● WHAT THIS TASK INVOLVES:
Locate each line holding the string "Output" and copy it.

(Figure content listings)
## START
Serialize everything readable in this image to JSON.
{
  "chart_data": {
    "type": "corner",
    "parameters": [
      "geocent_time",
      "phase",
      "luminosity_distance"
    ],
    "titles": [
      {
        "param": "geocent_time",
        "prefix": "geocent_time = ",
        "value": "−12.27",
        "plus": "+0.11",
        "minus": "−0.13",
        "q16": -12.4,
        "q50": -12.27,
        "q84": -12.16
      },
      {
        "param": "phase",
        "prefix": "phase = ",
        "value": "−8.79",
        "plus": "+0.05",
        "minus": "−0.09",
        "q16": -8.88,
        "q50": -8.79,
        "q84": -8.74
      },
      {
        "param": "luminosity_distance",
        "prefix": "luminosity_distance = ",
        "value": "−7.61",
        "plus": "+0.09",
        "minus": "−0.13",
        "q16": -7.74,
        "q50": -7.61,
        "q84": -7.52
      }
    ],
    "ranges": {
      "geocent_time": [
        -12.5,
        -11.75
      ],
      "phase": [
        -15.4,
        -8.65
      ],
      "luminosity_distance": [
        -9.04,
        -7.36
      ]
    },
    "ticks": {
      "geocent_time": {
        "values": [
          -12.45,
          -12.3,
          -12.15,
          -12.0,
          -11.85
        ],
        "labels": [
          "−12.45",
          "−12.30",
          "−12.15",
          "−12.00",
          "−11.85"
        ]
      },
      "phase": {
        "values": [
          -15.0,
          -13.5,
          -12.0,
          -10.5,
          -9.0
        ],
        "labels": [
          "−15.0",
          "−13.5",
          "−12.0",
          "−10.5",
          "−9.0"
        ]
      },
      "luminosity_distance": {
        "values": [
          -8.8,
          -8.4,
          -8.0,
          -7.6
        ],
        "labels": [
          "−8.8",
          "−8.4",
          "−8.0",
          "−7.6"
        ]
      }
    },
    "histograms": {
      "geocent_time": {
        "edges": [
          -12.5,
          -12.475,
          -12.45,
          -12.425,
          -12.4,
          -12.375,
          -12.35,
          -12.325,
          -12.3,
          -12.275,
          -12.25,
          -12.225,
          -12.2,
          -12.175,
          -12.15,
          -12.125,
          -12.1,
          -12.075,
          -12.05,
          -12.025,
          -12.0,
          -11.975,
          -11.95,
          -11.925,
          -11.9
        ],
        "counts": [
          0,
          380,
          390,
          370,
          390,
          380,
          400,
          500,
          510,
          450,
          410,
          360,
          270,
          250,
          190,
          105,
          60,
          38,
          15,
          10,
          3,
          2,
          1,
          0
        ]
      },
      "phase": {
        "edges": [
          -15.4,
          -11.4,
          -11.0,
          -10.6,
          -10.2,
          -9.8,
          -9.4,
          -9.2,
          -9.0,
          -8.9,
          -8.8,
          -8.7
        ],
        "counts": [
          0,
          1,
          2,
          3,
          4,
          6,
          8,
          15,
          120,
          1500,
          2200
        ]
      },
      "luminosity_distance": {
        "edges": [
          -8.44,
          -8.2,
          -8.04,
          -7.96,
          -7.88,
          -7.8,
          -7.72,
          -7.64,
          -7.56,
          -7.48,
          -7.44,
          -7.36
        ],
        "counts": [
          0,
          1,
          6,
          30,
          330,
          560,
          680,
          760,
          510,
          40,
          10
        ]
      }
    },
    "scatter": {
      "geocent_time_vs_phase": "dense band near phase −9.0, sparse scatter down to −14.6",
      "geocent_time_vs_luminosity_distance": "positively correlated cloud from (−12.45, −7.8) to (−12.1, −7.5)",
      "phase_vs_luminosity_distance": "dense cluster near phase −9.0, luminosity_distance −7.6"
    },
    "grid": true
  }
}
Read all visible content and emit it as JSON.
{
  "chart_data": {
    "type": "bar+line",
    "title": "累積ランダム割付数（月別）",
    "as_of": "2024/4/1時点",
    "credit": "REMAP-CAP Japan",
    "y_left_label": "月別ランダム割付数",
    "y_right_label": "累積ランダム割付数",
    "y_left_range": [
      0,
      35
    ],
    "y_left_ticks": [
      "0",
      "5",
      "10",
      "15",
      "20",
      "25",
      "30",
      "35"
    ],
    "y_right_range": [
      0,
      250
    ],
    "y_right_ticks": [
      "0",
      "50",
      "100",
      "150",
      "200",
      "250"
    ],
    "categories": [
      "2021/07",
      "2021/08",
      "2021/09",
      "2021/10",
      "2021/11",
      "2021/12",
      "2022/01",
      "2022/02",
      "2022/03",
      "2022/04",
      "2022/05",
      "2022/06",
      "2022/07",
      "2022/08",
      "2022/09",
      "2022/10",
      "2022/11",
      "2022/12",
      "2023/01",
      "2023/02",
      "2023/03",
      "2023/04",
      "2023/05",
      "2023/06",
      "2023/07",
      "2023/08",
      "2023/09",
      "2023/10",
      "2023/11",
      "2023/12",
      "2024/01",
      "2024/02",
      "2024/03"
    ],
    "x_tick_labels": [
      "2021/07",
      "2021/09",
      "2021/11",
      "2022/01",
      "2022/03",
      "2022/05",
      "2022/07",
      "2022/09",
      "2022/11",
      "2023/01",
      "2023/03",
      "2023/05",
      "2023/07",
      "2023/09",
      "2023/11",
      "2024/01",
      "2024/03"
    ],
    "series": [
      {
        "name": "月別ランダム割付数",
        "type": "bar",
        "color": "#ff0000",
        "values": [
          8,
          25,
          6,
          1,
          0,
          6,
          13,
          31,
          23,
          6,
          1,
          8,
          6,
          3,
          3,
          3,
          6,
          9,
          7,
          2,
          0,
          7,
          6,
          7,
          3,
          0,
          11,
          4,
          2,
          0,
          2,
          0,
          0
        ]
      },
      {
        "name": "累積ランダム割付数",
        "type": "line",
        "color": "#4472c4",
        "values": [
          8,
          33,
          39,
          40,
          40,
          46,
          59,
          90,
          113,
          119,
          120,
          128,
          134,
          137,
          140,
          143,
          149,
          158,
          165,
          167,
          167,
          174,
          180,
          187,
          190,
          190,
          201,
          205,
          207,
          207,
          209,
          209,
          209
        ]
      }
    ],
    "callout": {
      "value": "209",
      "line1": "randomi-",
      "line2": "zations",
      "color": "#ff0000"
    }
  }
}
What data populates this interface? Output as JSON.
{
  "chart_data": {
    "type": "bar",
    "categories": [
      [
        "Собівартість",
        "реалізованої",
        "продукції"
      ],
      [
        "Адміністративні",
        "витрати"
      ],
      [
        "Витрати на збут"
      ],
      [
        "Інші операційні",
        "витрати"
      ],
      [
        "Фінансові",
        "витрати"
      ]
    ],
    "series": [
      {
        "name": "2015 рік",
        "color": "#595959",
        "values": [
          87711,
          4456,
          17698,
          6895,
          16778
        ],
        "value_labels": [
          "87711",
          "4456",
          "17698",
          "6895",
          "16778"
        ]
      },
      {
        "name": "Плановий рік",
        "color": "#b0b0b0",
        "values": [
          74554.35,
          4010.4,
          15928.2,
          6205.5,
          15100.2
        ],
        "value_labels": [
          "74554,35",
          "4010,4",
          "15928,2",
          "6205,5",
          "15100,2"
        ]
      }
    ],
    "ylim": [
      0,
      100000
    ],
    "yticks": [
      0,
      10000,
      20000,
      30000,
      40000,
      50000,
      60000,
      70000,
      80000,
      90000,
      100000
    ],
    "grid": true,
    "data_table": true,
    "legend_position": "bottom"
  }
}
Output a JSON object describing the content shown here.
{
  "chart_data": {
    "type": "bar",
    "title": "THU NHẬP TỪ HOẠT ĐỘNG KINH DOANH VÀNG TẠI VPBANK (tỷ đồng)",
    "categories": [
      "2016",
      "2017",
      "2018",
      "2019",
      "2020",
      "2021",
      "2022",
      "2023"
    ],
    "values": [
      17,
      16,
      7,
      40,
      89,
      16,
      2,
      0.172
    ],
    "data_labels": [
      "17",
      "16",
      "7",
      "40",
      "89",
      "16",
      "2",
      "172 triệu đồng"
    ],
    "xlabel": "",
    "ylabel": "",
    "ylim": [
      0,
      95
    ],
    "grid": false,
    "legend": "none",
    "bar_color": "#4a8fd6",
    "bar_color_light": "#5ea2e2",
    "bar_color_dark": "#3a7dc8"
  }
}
## END
● THE ANSWER:
What data populates this interface? Output as JSON.
Output a JSON object describing the content shown here.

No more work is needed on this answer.